• _DATA SHOWN_
▼▼▼

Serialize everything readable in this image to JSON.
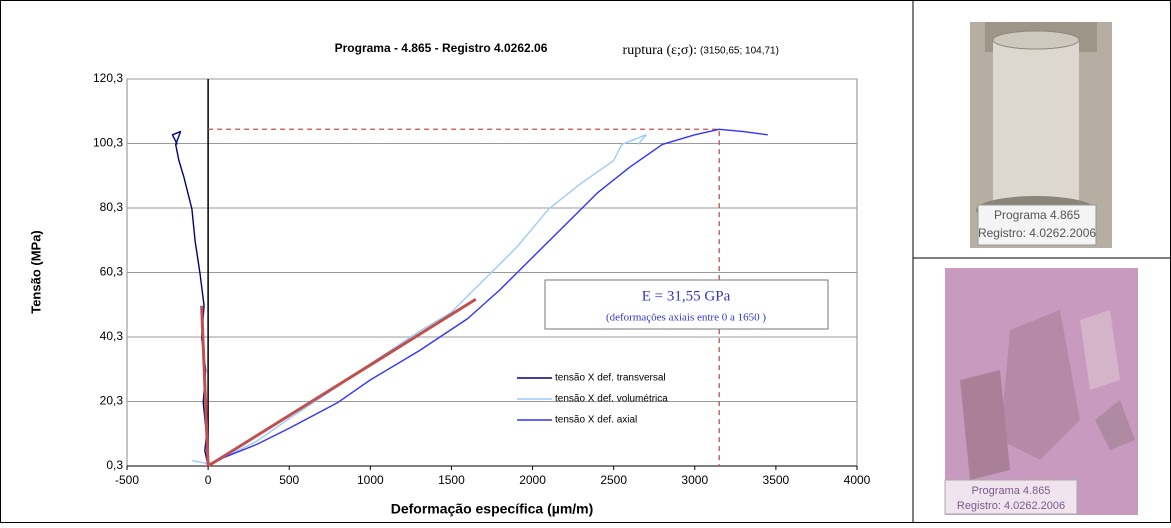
{
  "chart_data": {
    "type": "line",
    "title": "Programa - 4.865 - Registro  4.0262.06",
    "xlabel": "Deformação específica (µm/m)",
    "ylabel": "Tensão (MPa)",
    "xlim": [
      -500,
      4000
    ],
    "xticks": [
      -500,
      0,
      500,
      1000,
      1500,
      2000,
      2500,
      3000,
      3500,
      4000
    ],
    "ylim": [
      0.3,
      120.3
    ],
    "yticks": [
      {
        "value": 0.3,
        "label": "0,3"
      },
      {
        "value": 20.3,
        "label": "20,3"
      },
      {
        "value": 40.3,
        "label": "40,3"
      },
      {
        "value": 60.3,
        "label": "60,3"
      },
      {
        "value": 80.3,
        "label": "80,3"
      },
      {
        "value": 100.3,
        "label": "100,3"
      },
      {
        "value": 120.3,
        "label": "120,3"
      }
    ],
    "grid": true,
    "series": [
      {
        "name": "tensão X def. transversal",
        "color": "#000080",
        "x": [
          0,
          -20,
          -10,
          -30,
          -15,
          -40,
          -25,
          -50,
          -80,
          -100,
          -150,
          -180,
          -200,
          -170,
          -220,
          -190
        ],
        "values": [
          0.3,
          5,
          10,
          20,
          30,
          40,
          50,
          60,
          70,
          80,
          90,
          95,
          100,
          104,
          103,
          100
        ]
      },
      {
        "name": "tensão X def. volumétrica",
        "color": "#99ccff",
        "x": [
          -100,
          0,
          100,
          300,
          500,
          800,
          1000,
          1300,
          1500,
          1700,
          1900,
          2100,
          2300,
          2500,
          2550,
          2700,
          2650
        ],
        "values": [
          2,
          1,
          3,
          8,
          15,
          25,
          32,
          42,
          48,
          58,
          68,
          80,
          88,
          95,
          100,
          103,
          100
        ]
      },
      {
        "name": "tensão X def. axial",
        "color": "#3333ff",
        "x": [
          0,
          100,
          300,
          500,
          800,
          1000,
          1300,
          1600,
          1800,
          2000,
          2200,
          2400,
          2600,
          2800,
          3000,
          3150,
          3300,
          3450
        ],
        "values": [
          0.3,
          3,
          7,
          12,
          20,
          27,
          36,
          46,
          55,
          65,
          75,
          85,
          93,
          100,
          103,
          104.71,
          104,
          103
        ]
      }
    ],
    "fit_lines": [
      {
        "color": "#c0504d",
        "x": [
          0,
          1650
        ],
        "values": [
          0.3,
          52
        ]
      },
      {
        "color": "#c0504d",
        "x": [
          0,
          -40
        ],
        "values": [
          0.3,
          50
        ]
      }
    ],
    "rupture": {
      "label": "ruptura (ε;σ):",
      "value_label": "(3150,65; 104,71)",
      "x": 3150.65,
      "y": 104.71,
      "color": "#c0504d"
    },
    "modulus_box": {
      "text": "E = 31,55 GPa",
      "note": "(deformações axiais entre 0 a 1650 )"
    }
  },
  "photos": [
    {
      "caption": [
        "Programa 4.865",
        "Registro: 4.0262.2006"
      ]
    },
    {
      "caption": [
        "Programa 4.865",
        "Registro: 4.0262.2006"
      ]
    }
  ]
}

▲▲▲

• _WRITTEN REQUEST_
Pull out every line in the material above where "color" occurs.

• _TASK OUTPUT_
        "color": "#000080",
        "color": "#99ccff",
        "color": "#3333ff",
        "color": "#c0504d",
        "color": "#c0504d",
      "color": "#c0504d"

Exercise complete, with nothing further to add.